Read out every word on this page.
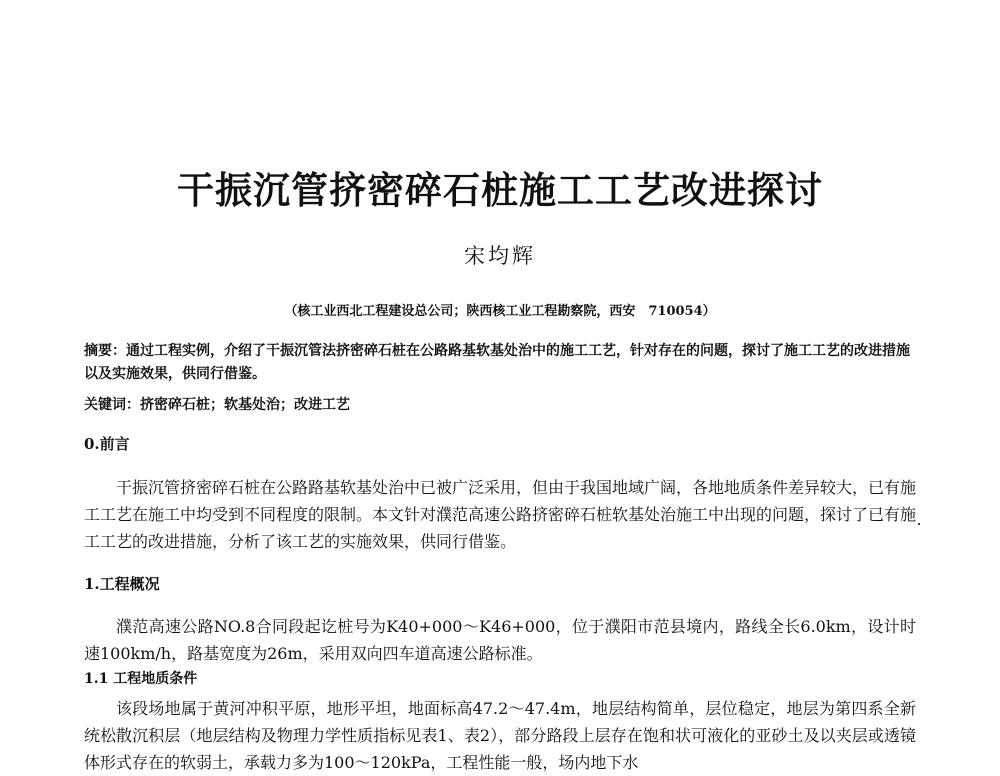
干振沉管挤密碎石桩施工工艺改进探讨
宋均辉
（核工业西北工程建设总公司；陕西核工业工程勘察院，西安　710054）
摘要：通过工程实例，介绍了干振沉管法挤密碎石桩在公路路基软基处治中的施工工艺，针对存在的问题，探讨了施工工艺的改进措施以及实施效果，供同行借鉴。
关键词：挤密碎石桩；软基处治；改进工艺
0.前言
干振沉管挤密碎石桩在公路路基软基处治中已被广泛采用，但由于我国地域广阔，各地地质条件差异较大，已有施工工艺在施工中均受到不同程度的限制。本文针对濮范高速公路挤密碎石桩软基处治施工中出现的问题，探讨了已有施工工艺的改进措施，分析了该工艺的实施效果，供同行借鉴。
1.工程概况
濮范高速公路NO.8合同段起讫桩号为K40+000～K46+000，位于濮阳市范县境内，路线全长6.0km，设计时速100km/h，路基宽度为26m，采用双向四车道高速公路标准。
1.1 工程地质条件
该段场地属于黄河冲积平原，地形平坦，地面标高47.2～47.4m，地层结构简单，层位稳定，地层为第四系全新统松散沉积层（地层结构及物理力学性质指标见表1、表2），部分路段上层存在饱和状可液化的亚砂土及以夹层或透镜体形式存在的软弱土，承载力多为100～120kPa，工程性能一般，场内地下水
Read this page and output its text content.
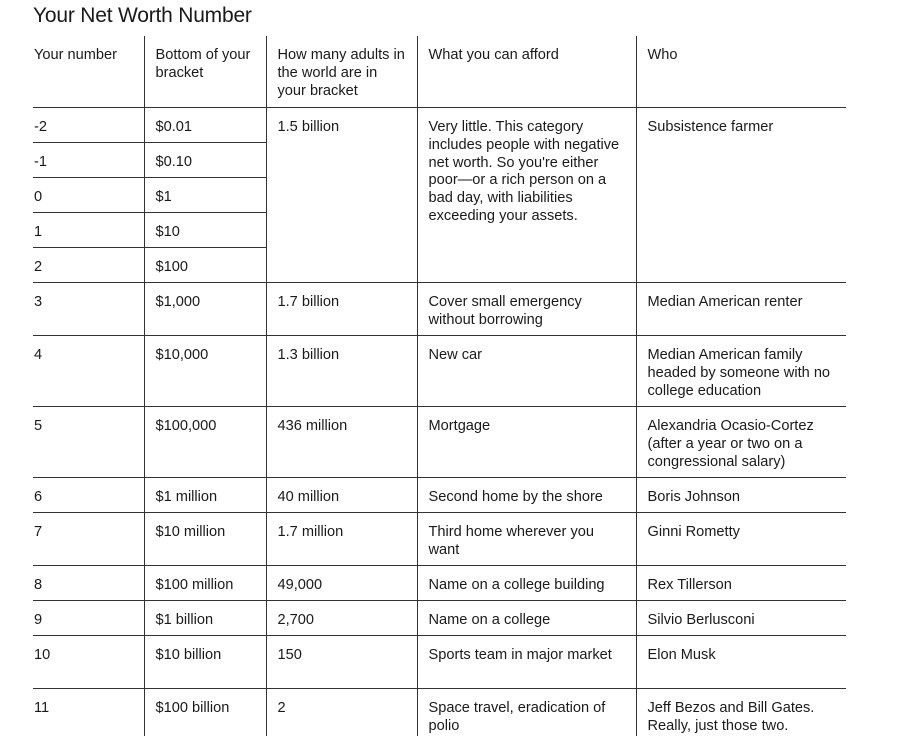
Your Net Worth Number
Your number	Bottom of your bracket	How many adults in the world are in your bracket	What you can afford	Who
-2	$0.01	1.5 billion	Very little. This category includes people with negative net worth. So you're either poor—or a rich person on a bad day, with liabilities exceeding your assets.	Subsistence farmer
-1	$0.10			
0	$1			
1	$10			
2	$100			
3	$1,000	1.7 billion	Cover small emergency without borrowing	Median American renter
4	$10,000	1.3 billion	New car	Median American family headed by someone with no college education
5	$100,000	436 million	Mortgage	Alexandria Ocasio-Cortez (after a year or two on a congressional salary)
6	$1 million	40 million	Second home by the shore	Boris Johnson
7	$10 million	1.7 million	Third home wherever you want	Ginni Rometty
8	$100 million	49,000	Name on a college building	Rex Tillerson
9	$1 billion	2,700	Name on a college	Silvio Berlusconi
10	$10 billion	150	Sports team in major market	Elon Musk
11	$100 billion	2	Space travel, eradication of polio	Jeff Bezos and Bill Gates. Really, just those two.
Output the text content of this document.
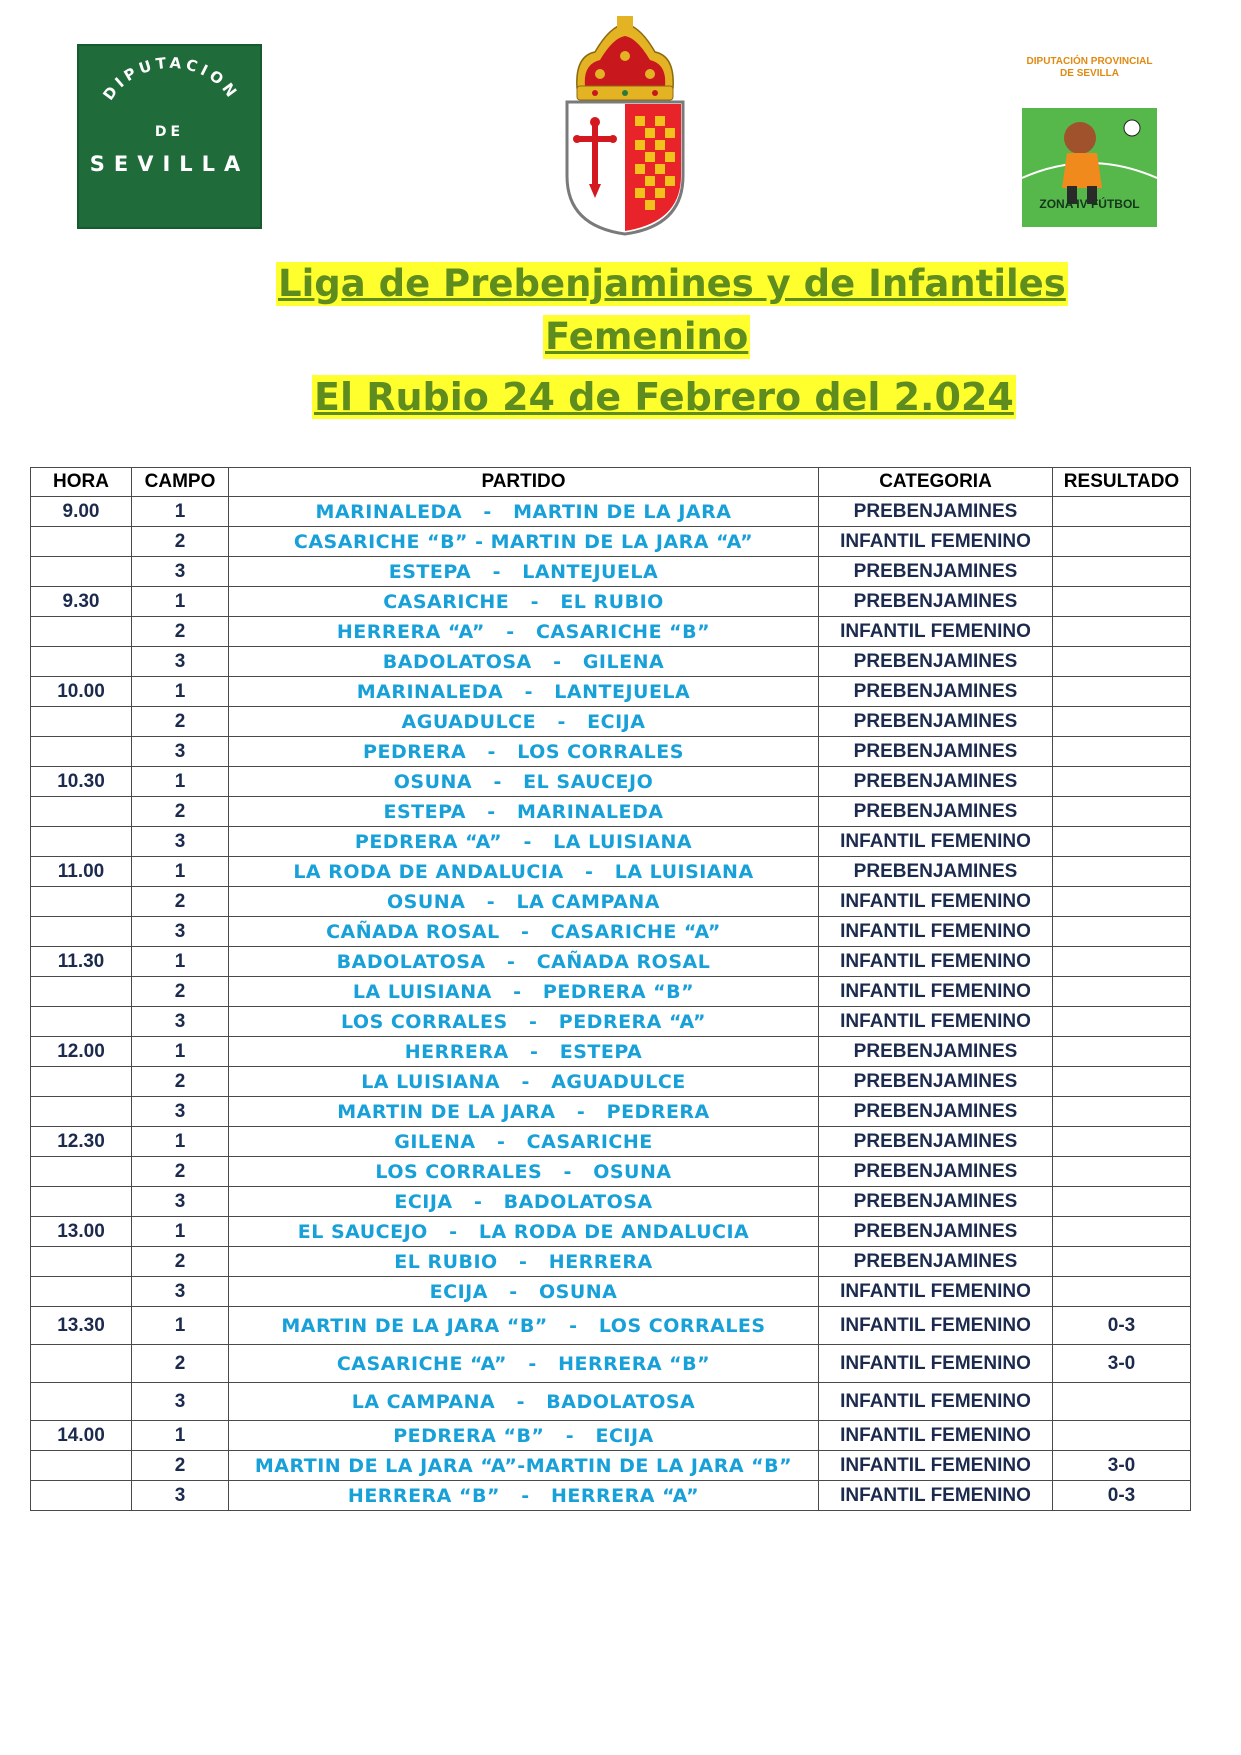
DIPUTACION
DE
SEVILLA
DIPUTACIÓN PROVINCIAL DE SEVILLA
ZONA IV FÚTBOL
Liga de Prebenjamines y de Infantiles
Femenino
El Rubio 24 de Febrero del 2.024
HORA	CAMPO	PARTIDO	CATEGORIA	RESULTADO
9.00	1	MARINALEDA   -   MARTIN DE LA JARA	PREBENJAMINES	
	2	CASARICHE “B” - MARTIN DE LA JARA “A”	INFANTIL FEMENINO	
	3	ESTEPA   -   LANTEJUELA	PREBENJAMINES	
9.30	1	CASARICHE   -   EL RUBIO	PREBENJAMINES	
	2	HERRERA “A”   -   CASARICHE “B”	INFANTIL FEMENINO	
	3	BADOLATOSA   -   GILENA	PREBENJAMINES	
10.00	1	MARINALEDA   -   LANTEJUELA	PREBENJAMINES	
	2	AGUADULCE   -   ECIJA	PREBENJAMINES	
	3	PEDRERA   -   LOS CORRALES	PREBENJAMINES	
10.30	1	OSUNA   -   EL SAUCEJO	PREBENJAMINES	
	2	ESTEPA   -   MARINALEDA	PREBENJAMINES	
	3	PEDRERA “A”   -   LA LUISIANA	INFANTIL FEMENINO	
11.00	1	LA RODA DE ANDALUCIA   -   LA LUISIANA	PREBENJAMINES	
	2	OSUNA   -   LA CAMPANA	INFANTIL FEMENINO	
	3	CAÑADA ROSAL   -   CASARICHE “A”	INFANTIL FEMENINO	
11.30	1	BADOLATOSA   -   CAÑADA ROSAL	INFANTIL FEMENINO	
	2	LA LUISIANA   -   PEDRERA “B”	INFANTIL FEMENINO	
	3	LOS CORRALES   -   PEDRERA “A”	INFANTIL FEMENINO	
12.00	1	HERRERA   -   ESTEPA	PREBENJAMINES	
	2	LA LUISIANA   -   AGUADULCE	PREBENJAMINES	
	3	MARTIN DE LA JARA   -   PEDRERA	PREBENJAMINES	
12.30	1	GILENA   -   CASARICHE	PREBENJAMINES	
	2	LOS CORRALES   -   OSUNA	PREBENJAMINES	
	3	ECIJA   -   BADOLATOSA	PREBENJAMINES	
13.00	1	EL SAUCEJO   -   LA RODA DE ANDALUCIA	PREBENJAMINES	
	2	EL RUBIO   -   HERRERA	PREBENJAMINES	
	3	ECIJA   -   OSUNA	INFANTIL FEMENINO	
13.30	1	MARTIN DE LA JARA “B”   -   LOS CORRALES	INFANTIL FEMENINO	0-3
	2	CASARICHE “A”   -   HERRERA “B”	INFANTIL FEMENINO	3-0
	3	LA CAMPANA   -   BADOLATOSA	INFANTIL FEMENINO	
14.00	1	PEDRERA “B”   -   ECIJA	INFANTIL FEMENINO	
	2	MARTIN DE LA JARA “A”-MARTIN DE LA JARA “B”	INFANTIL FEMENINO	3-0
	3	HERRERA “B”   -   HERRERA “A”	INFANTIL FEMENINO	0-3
=-=-=
● **What you have to do**: From the data, collect all lines where the string "AGUADULCE" appears.

● **Response below**:
	2	AGUADULCE   -   ECIJA	PREBENJAMINES	
	2	LA LUISIANA   -   AGUADULCE	PREBENJAMINES	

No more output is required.